#### [Stored data]
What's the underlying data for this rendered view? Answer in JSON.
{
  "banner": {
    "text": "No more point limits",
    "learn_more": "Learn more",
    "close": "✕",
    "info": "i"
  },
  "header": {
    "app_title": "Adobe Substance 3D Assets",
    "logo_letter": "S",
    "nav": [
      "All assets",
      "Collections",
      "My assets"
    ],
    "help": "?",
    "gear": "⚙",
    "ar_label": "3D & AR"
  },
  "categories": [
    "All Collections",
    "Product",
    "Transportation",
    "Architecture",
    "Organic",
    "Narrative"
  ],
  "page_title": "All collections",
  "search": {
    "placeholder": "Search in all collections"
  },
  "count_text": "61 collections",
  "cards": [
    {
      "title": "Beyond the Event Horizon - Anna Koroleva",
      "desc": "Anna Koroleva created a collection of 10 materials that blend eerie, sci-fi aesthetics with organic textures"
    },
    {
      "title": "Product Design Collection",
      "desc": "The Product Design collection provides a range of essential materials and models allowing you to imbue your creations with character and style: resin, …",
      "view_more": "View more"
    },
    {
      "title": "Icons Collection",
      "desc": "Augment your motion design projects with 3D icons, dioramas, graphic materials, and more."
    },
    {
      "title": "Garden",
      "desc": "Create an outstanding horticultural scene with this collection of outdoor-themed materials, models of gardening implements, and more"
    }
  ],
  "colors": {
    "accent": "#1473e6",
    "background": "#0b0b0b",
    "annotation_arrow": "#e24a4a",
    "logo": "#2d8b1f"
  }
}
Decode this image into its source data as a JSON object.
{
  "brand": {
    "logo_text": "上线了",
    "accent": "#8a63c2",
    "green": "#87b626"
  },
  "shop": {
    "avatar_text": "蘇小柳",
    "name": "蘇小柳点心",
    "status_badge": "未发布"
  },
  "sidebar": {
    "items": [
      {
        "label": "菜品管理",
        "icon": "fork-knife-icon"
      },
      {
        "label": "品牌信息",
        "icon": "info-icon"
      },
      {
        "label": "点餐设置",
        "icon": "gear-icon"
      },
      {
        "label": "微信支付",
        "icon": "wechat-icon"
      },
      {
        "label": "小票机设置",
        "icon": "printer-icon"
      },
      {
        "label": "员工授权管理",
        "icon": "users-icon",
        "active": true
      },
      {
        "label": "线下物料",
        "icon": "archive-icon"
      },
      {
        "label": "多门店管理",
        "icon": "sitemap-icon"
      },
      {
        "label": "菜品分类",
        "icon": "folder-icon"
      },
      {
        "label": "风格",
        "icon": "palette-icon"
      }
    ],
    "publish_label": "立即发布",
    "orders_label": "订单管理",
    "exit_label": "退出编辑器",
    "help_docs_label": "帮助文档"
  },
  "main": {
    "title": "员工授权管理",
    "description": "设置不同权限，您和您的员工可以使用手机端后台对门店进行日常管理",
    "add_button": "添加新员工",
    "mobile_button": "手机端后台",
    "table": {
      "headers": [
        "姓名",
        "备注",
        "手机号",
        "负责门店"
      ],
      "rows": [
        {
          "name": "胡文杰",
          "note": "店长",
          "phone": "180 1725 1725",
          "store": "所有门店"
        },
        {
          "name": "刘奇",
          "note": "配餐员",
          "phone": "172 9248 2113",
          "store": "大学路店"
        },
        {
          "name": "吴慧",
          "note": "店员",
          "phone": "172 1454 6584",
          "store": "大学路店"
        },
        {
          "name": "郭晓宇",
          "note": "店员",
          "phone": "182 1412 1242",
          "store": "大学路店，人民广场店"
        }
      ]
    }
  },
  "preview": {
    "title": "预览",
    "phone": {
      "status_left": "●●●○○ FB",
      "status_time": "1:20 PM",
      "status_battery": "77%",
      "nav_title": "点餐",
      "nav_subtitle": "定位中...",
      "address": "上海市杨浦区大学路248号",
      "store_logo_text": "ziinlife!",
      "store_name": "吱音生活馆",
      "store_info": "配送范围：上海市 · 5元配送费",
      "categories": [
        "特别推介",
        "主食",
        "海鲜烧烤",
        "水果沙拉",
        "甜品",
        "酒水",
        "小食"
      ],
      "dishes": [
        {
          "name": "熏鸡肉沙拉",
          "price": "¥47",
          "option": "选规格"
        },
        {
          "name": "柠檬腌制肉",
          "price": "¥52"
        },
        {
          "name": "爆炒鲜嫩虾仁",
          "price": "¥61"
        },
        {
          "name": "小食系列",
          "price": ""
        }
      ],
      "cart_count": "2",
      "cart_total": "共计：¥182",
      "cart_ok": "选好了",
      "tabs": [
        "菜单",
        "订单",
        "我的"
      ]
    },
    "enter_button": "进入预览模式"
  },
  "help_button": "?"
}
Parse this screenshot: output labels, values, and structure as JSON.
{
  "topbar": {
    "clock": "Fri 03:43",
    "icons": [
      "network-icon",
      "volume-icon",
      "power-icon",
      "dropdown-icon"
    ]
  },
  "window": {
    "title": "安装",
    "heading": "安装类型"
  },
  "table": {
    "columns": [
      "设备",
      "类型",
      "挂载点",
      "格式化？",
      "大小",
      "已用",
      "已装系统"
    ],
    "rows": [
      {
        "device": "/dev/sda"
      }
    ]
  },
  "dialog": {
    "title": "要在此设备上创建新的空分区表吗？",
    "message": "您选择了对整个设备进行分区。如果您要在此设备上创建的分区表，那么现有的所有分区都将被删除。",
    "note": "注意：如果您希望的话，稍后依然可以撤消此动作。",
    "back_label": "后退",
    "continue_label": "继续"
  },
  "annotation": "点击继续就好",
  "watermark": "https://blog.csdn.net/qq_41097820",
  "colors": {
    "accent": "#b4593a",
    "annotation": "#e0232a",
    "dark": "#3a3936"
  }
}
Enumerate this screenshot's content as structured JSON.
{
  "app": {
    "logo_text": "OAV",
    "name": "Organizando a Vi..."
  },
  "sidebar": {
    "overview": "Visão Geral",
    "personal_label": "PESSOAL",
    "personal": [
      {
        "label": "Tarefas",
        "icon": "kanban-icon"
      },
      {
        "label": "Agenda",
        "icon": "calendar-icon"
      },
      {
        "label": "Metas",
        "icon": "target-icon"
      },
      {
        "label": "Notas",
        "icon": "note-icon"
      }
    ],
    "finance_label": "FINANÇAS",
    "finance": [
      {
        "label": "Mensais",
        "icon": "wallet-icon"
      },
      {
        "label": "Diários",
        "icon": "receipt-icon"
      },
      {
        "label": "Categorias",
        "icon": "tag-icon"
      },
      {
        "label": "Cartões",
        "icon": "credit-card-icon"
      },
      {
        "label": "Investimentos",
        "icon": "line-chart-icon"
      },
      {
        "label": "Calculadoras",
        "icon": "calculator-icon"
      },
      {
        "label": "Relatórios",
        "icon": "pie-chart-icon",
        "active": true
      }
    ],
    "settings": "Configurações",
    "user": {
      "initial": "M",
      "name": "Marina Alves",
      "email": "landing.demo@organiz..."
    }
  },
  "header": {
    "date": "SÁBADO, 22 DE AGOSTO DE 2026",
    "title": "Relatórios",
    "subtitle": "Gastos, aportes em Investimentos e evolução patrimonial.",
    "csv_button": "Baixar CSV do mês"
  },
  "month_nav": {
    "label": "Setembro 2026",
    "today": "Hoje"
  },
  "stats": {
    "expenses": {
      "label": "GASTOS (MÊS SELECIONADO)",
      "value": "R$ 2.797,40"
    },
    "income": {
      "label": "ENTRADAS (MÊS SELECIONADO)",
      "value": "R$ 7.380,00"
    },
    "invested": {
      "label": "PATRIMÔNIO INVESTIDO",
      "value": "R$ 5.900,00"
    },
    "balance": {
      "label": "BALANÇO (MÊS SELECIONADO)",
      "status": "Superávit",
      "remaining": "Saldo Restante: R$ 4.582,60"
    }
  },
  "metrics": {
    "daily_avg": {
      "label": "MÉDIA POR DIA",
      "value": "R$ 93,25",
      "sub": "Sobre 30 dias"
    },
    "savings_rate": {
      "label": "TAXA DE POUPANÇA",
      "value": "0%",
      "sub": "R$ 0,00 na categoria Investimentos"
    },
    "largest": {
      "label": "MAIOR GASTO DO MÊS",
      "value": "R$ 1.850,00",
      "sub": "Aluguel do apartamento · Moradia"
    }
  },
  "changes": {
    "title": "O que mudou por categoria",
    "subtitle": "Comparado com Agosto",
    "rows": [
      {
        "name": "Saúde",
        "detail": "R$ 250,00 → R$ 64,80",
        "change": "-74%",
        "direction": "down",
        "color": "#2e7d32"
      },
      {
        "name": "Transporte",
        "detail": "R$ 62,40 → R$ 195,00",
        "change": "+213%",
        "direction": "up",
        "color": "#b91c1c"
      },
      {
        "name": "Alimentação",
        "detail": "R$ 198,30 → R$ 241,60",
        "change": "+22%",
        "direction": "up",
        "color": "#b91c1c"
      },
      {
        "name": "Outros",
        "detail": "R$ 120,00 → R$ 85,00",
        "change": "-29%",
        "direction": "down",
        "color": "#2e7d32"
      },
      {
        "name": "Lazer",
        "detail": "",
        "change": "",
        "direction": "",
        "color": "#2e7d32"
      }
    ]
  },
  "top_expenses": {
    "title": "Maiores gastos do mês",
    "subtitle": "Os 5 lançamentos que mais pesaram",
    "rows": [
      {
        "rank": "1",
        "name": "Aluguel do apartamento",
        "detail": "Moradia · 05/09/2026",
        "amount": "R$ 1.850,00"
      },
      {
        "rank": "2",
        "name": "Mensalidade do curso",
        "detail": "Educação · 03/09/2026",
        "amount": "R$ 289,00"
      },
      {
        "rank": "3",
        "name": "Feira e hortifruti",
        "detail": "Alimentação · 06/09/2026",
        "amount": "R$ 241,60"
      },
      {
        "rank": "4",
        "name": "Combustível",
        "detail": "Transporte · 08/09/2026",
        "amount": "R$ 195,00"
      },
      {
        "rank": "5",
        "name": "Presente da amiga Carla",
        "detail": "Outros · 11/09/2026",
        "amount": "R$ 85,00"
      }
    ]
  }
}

#### [Directions for this task]
Which lines contain "apartamento"? Show each of them.

#### [The result]
      "sub": "Aluguel do apartamento · Moradia"
        "name": "Aluguel do apartamento",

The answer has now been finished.